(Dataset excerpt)
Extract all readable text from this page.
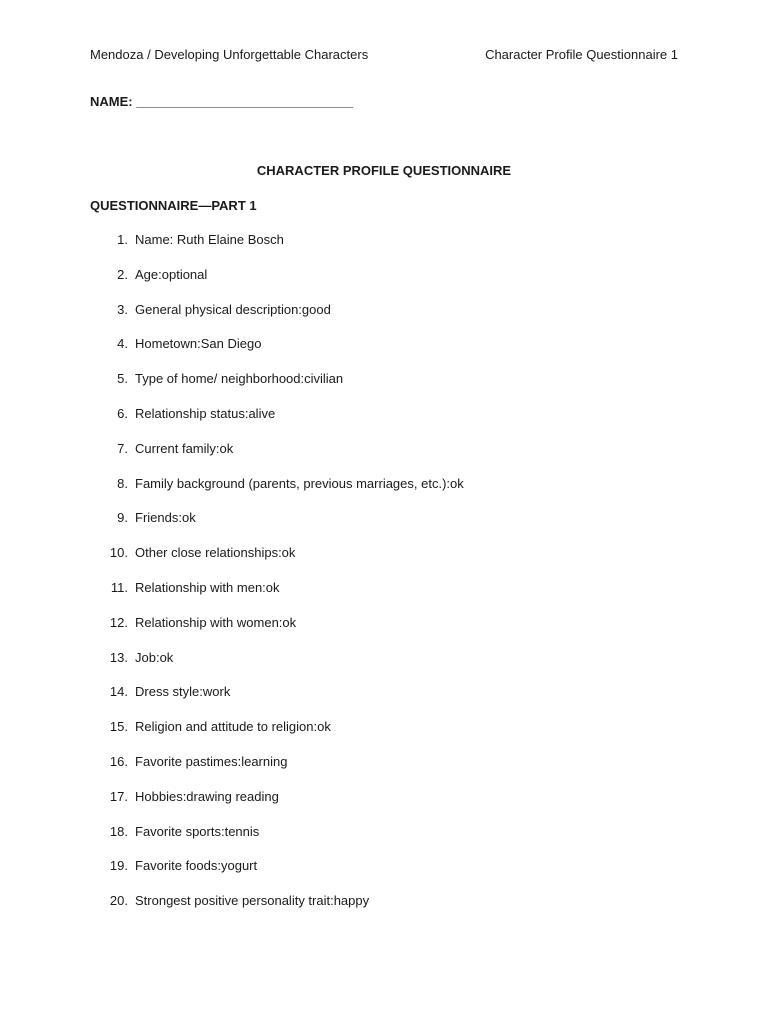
Mendoza / Developing Unforgettable Characters	Character Profile Questionnaire 1
NAME: ______________________________
CHARACTER PROFILE QUESTIONNAIRE
QUESTIONNAIRE—PART 1
1. Name: Ruth Elaine Bosch
2. Age:optional
3. General physical description:good
4. Hometown:San Diego
5. Type of home/ neighborhood:civilian
6. Relationship status:alive
7. Current family:ok
8. Family background (parents, previous marriages, etc.):ok
9. Friends:ok
10. Other close relationships:ok
11. Relationship with men:ok
12. Relationship with women:ok
13. Job:ok
14. Dress style:work
15. Religion and attitude to religion:ok
16. Favorite pastimes:learning
17. Hobbies:drawing reading
18. Favorite sports:tennis
19. Favorite foods:yogurt
20. Strongest positive personality trait:happy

**REQUIREMENT**
Print the listing above in full, exactly as written. Omit any pictures.

**RESPONSE**
Extract all readable text from this page.
Mendoza / Developing Unforgettable Characters	Character Profile Questionnaire 1
NAME: ______________________________
CHARACTER PROFILE QUESTIONNAIRE
QUESTIONNAIRE—PART 1
1. Name: Ruth Elaine Bosch
2. Age:optional
3. General physical description:good
4. Hometown:San Diego
5. Type of home/ neighborhood:civilian
6. Relationship status:alive
7. Current family:ok
8. Family background (parents, previous marriages, etc.):ok
9. Friends:ok
10. Other close relationships:ok
11. Relationship with men:ok
12. Relationship with women:ok
13. Job:ok
14. Dress style:work
15. Religion and attitude to religion:ok
16. Favorite pastimes:learning
17. Hobbies:drawing reading
18. Favorite sports:tennis
19. Favorite foods:yogurt
20. Strongest positive personality trait:happy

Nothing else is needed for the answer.